• Stored records:

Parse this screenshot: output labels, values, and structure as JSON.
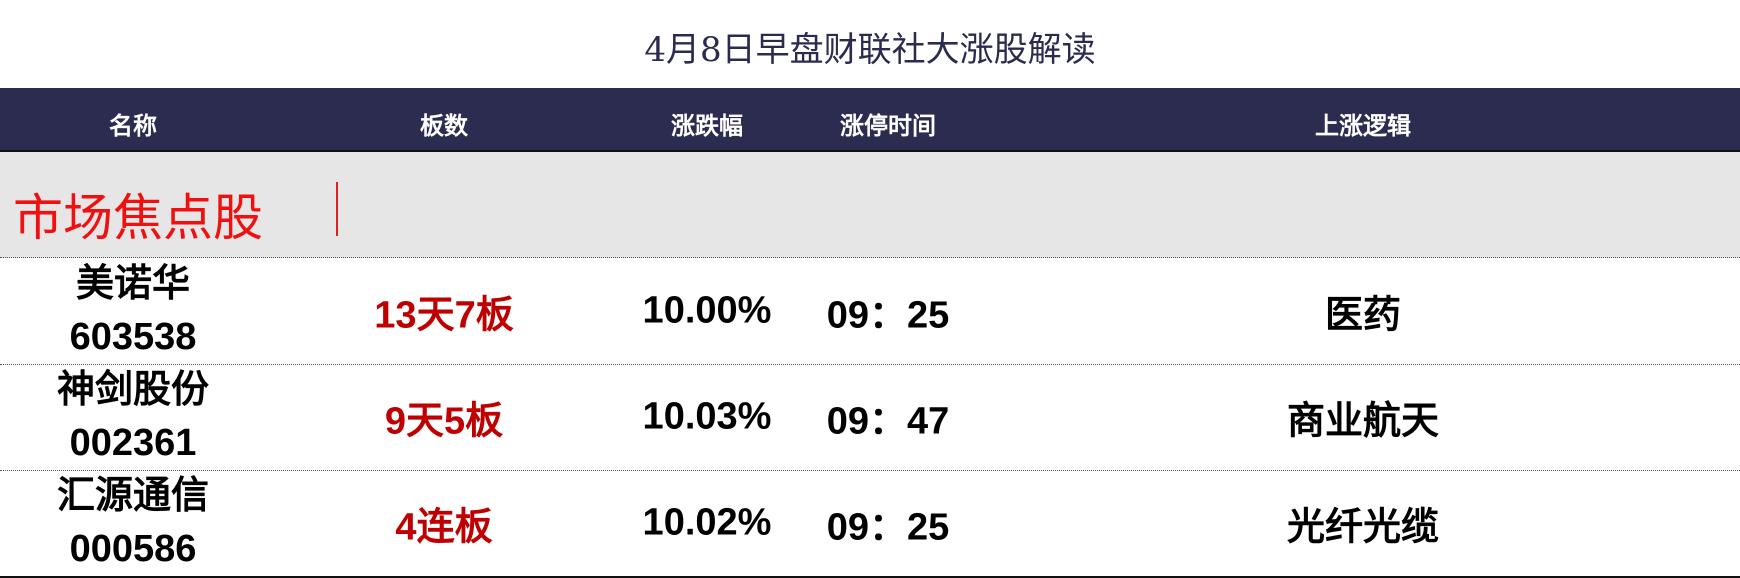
{
  "title": "4月8日早盘财联社大涨股解读",
  "columns": [
    "名称",
    "板数",
    "涨跌幅",
    "涨停时间",
    "上涨逻辑"
  ],
  "section": "市场焦点股",
  "rows": [
    {
      "name": "美诺华",
      "code": "603538",
      "boards": "13天7板",
      "change": "10.00%",
      "time": "09：25",
      "logic": "医药"
    },
    {
      "name": "神剑股份",
      "code": "002361",
      "boards": "9天5板",
      "change": "10.03%",
      "time": "09：47",
      "logic": "商业航天"
    },
    {
      "name": "汇源通信",
      "code": "000586",
      "boards": "4连板",
      "change": "10.02%",
      "time": "09：25",
      "logic": "光纤光缆"
    }
  ],
  "colors": {
    "header_bg": "#2c2c50",
    "section_bg": "#e6e6e6",
    "accent_red": "#c00000"
  }
}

• Work to be completed:
Repeat the material above word for word, please, apart from its images.

• Answer for this exercise:
Parse this screenshot: output labels, values, and structure as JSON.
{
  "title": "4月8日早盘财联社大涨股解读",
  "columns": [
    "名称",
    "板数",
    "涨跌幅",
    "涨停时间",
    "上涨逻辑"
  ],
  "section": "市场焦点股",
  "rows": [
    {
      "name": "美诺华",
      "code": "603538",
      "boards": "13天7板",
      "change": "10.00%",
      "time": "09：25",
      "logic": "医药"
    },
    {
      "name": "神剑股份",
      "code": "002361",
      "boards": "9天5板",
      "change": "10.03%",
      "time": "09：47",
      "logic": "商业航天"
    },
    {
      "name": "汇源通信",
      "code": "000586",
      "boards": "4连板",
      "change": "10.02%",
      "time": "09：25",
      "logic": "光纤光缆"
    }
  ],
  "colors": {
    "header_bg": "#2c2c50",
    "section_bg": "#e6e6e6",
    "accent_red": "#c00000"
  }
}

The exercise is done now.